## Listed entries
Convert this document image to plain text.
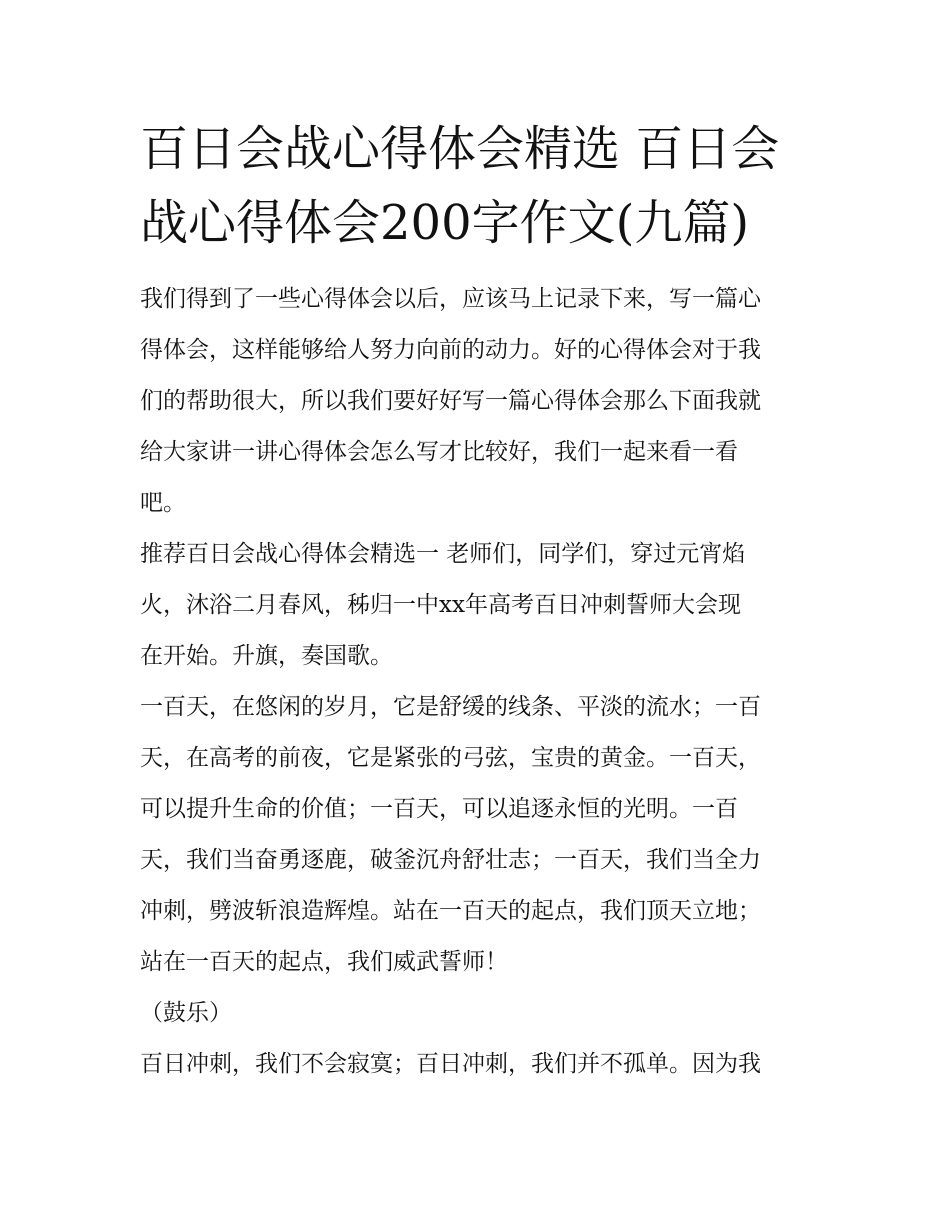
百日会战心得体会精选 百日会
战心得体会200字作文(九篇)

我们得到了一些心得体会以后，应该马上记录下来，写一篇心
得体会，这样能够给人努力向前的动力。好的心得体会对于我
们的帮助很大，所以我们要好好写一篇心得体会那么下面我就
给大家讲一讲心得体会怎么写才比较好，我们一起来看一看
吧。

推荐百日会战心得体会精选一 老师们，同学们，穿过元宵焰
火，沐浴二月春风，秭归一中xx年高考百日冲刺誓师大会现
在开始。升旗，奏国歌。

一百天，在悠闲的岁月，它是舒缓的线条、平淡的流水；一百
天，在高考的前夜，它是紧张的弓弦，宝贵的黄金。一百天，
可以提升生命的价值；一百天，可以追逐永恒的光明。一百
天，我们当奋勇逐鹿，破釜沉舟舒壮志；一百天，我们当全力
冲刺，劈波斩浪造辉煌。站在一百天的起点，我们顶天立地；
站在一百天的起点，我们威武誓师！

（鼓乐）

百日冲刺，我们不会寂寞；百日冲刺，我们并不孤单。因为我
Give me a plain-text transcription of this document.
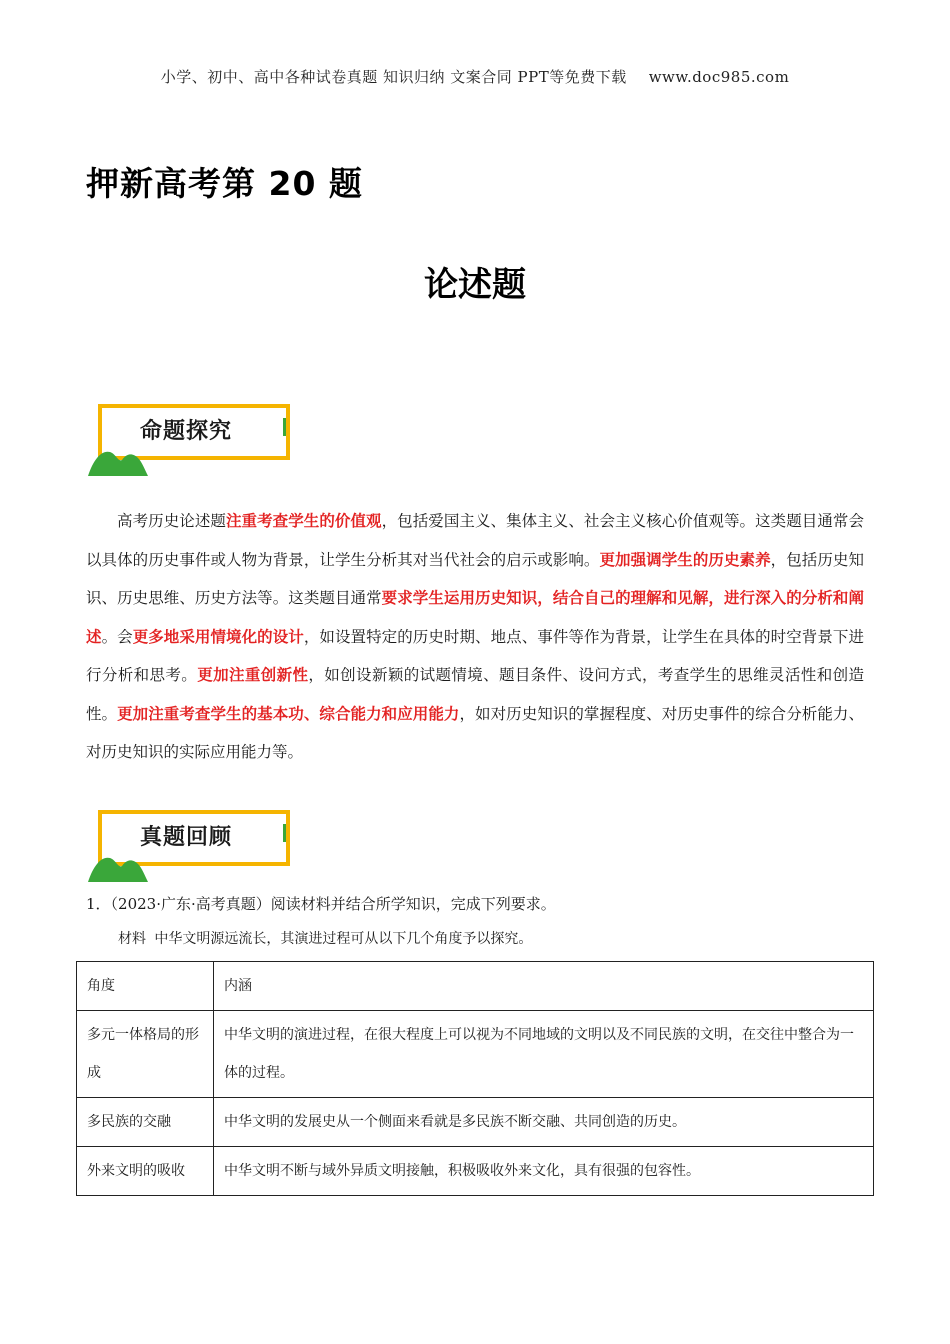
小学、初中、高中各种试卷真题 知识归纳 文案合同 PPT等免费下载 www.doc985.com
押新高考第 20 题
论述题
命题探究
高考历史论述题注重考查学生的价值观，包括爱国主义、集体主义、社会主义核心价值观等。这类题目通常会以具体的历史事件或人物为背景，让学生分析其对当代社会的启示或影响。更加强调学生的历史素养，包括历史知识、历史思维、历史方法等。这类题目通常要求学生运用历史知识，结合自己的理解和见解，进行深入的分析和阐述。会更多地采用情境化的设计，如设置特定的历史时期、地点、事件等作为背景，让学生在具体的时空背景下进行分析和思考。更加注重创新性，如创设新颖的试题情境、题目条件、设问方式，考查学生的思维灵活性和创造性。更加注重考查学生的基本功、综合能力和应用能力，如对历史知识的掌握程度、对历史事件的综合分析能力、对历史知识的实际应用能力等。
真题回顾
1．（2023·广东·高考真题）阅读材料并结合所学知识，完成下列要求。
材料 中华文明源远流长，其演进过程可从以下几个角度予以探究。
角度	内涵
多元一体格局的形成	中华文明的演进过程，在很大程度上可以视为不同地域的文明以及不同民族的文明，在交往中整合为一体的过程。
多民族的交融	中华文明的发展史从一个侧面来看就是多民族不断交融、共同创造的历史。
外来文明的吸收	中华文明不断与域外异质文明接触，积极吸收外来文化，具有很强的包容性。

## Stated task
In the entries above, identify every line with the word "站在一百天的起点". Copy those lines.

## Solution
冲刺，劈波斩浪造辉煌。站在一百天的起点，我们顶天立地；
站在一百天的起点，我们威武誓师！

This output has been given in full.